Some records
* begin *

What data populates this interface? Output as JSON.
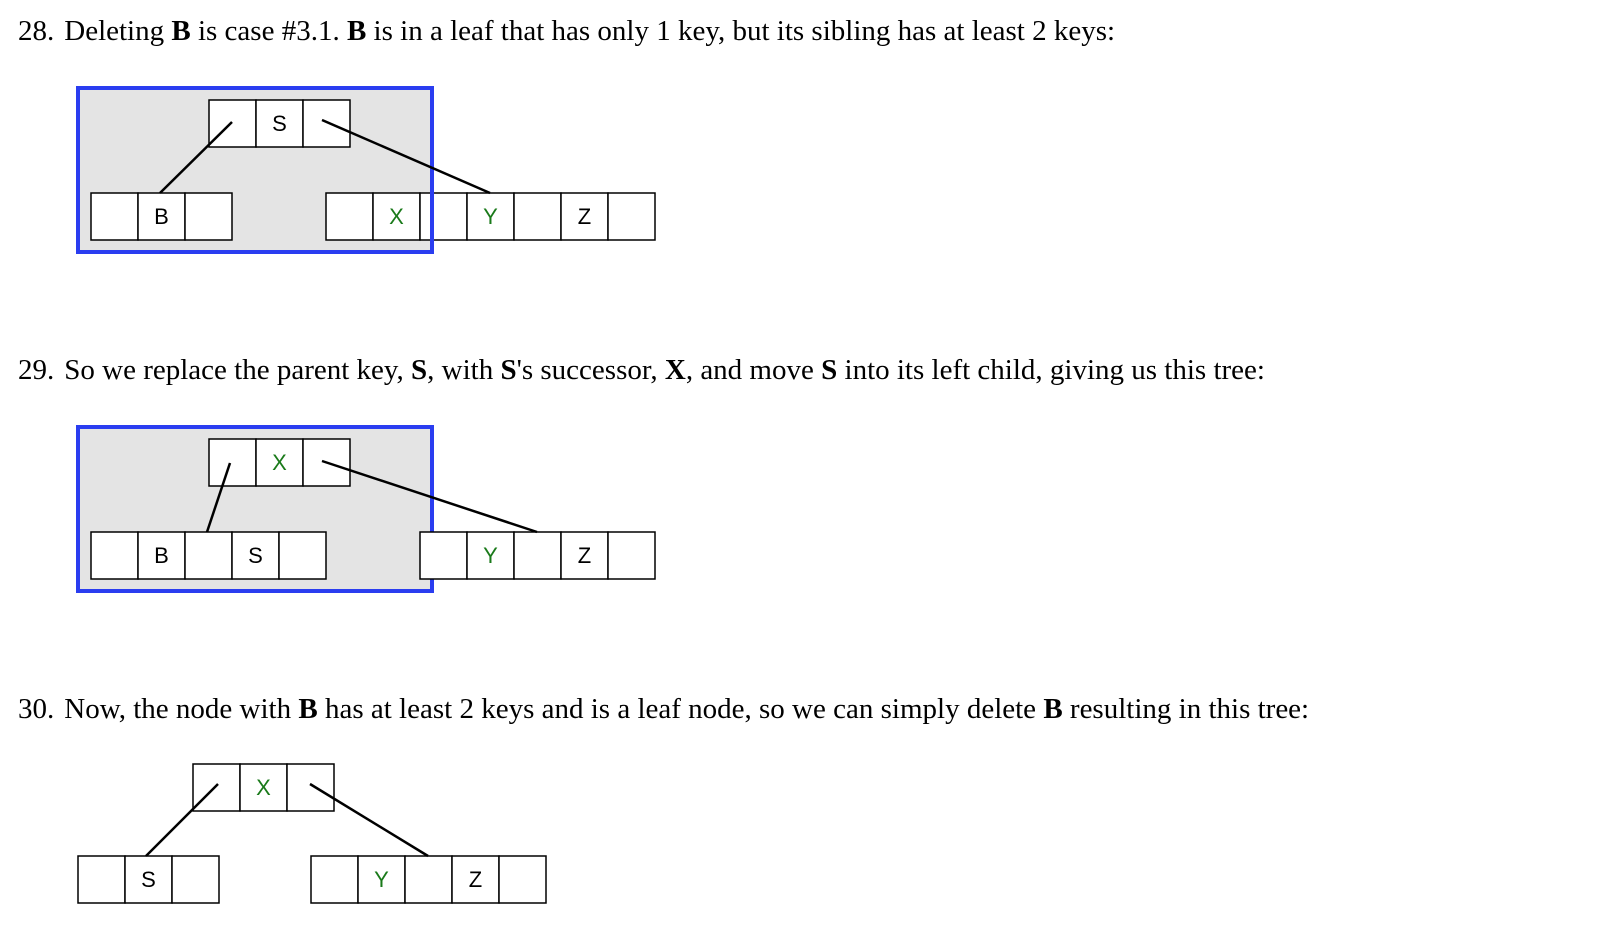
{
  "steps": [
    {
      "number": "28.",
      "segments": [
        {
          "text": "Deleting ",
          "bold": false
        },
        {
          "text": "B",
          "bold": true
        },
        {
          "text": " is case #3.1. ",
          "bold": false
        },
        {
          "text": "B",
          "bold": true
        },
        {
          "text": " is in a leaf that has only 1 key, but its sibling has at least 2 keys:",
          "bold": false
        }
      ],
      "tree": {
        "root": {
          "keys": [
            "",
            "S",
            ""
          ],
          "key_colors": [
            "black",
            "black",
            "black"
          ]
        },
        "left_leaf": {
          "keys": [
            "",
            "B",
            ""
          ],
          "key_colors": [
            "black",
            "black",
            "black"
          ]
        },
        "right_leaf": {
          "keys": [
            "",
            "X",
            "",
            "Y",
            "",
            "Z",
            ""
          ],
          "key_colors": [
            "black",
            "green",
            "black",
            "green",
            "black",
            "black",
            "black"
          ]
        },
        "highlighted": true
      }
    },
    {
      "number": "29.",
      "segments": [
        {
          "text": "So we replace the parent key, ",
          "bold": false
        },
        {
          "text": "S",
          "bold": true
        },
        {
          "text": ", with ",
          "bold": false
        },
        {
          "text": "S",
          "bold": true
        },
        {
          "text": "'s successor, ",
          "bold": false
        },
        {
          "text": "X",
          "bold": true
        },
        {
          "text": ", and move ",
          "bold": false
        },
        {
          "text": "S",
          "bold": true
        },
        {
          "text": " into its left child, giving us this tree:",
          "bold": false
        }
      ],
      "tree": {
        "root": {
          "keys": [
            "",
            "X",
            ""
          ],
          "key_colors": [
            "black",
            "green",
            "black"
          ]
        },
        "left_leaf": {
          "keys": [
            "",
            "B",
            "",
            "S",
            ""
          ],
          "key_colors": [
            "black",
            "black",
            "black",
            "black",
            "black"
          ]
        },
        "right_leaf": {
          "keys": [
            "",
            "Y",
            "",
            "Z",
            ""
          ],
          "key_colors": [
            "black",
            "green",
            "black",
            "black",
            "black"
          ]
        },
        "highlighted": true
      }
    },
    {
      "number": "30.",
      "segments": [
        {
          "text": "Now, the node with ",
          "bold": false
        },
        {
          "text": "B",
          "bold": true
        },
        {
          "text": " has at least 2 keys and is a leaf node, so we can simply delete ",
          "bold": false
        },
        {
          "text": "B",
          "bold": true
        },
        {
          "text": " resulting in this tree:",
          "bold": false
        }
      ],
      "tree": {
        "root": {
          "keys": [
            "",
            "X",
            ""
          ],
          "key_colors": [
            "black",
            "green",
            "black"
          ]
        },
        "left_leaf": {
          "keys": [
            "",
            "S",
            ""
          ],
          "key_colors": [
            "black",
            "black",
            "black"
          ]
        },
        "right_leaf": {
          "keys": [
            "",
            "Y",
            "",
            "Z",
            ""
          ],
          "key_colors": [
            "black",
            "green",
            "black",
            "black",
            "black"
          ]
        },
        "highlighted": false
      }
    }
  ]
}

* end *

# Request
Using the data above, write out every line exactly, leaving the images behind.

# Solution to this task
What data populates this interface? Output as JSON.
{
  "steps": [
    {
      "number": "28.",
      "segments": [
        {
          "text": "Deleting ",
          "bold": false
        },
        {
          "text": "B",
          "bold": true
        },
        {
          "text": " is case #3.1. ",
          "bold": false
        },
        {
          "text": "B",
          "bold": true
        },
        {
          "text": " is in a leaf that has only 1 key, but its sibling has at least 2 keys:",
          "bold": false
        }
      ],
      "tree": {
        "root": {
          "keys": [
            "",
            "S",
            ""
          ],
          "key_colors": [
            "black",
            "black",
            "black"
          ]
        },
        "left_leaf": {
          "keys": [
            "",
            "B",
            ""
          ],
          "key_colors": [
            "black",
            "black",
            "black"
          ]
        },
        "right_leaf": {
          "keys": [
            "",
            "X",
            "",
            "Y",
            "",
            "Z",
            ""
          ],
          "key_colors": [
            "black",
            "green",
            "black",
            "green",
            "black",
            "black",
            "black"
          ]
        },
        "highlighted": true
      }
    },
    {
      "number": "29.",
      "segments": [
        {
          "text": "So we replace the parent key, ",
          "bold": false
        },
        {
          "text": "S",
          "bold": true
        },
        {
          "text": ", with ",
          "bold": false
        },
        {
          "text": "S",
          "bold": true
        },
        {
          "text": "'s successor, ",
          "bold": false
        },
        {
          "text": "X",
          "bold": true
        },
        {
          "text": ", and move ",
          "bold": false
        },
        {
          "text": "S",
          "bold": true
        },
        {
          "text": " into its left child, giving us this tree:",
          "bold": false
        }
      ],
      "tree": {
        "root": {
          "keys": [
            "",
            "X",
            ""
          ],
          "key_colors": [
            "black",
            "green",
            "black"
          ]
        },
        "left_leaf": {
          "keys": [
            "",
            "B",
            "",
            "S",
            ""
          ],
          "key_colors": [
            "black",
            "black",
            "black",
            "black",
            "black"
          ]
        },
        "right_leaf": {
          "keys": [
            "",
            "Y",
            "",
            "Z",
            ""
          ],
          "key_colors": [
            "black",
            "green",
            "black",
            "black",
            "black"
          ]
        },
        "highlighted": true
      }
    },
    {
      "number": "30.",
      "segments": [
        {
          "text": "Now, the node with ",
          "bold": false
        },
        {
          "text": "B",
          "bold": true
        },
        {
          "text": " has at least 2 keys and is a leaf node, so we can simply delete ",
          "bold": false
        },
        {
          "text": "B",
          "bold": true
        },
        {
          "text": " resulting in this tree:",
          "bold": false
        }
      ],
      "tree": {
        "root": {
          "keys": [
            "",
            "X",
            ""
          ],
          "key_colors": [
            "black",
            "green",
            "black"
          ]
        },
        "left_leaf": {
          "keys": [
            "",
            "S",
            ""
          ],
          "key_colors": [
            "black",
            "black",
            "black"
          ]
        },
        "right_leaf": {
          "keys": [
            "",
            "Y",
            "",
            "Z",
            ""
          ],
          "key_colors": [
            "black",
            "green",
            "black",
            "black",
            "black"
          ]
        },
        "highlighted": false
      }
    }
  ]
}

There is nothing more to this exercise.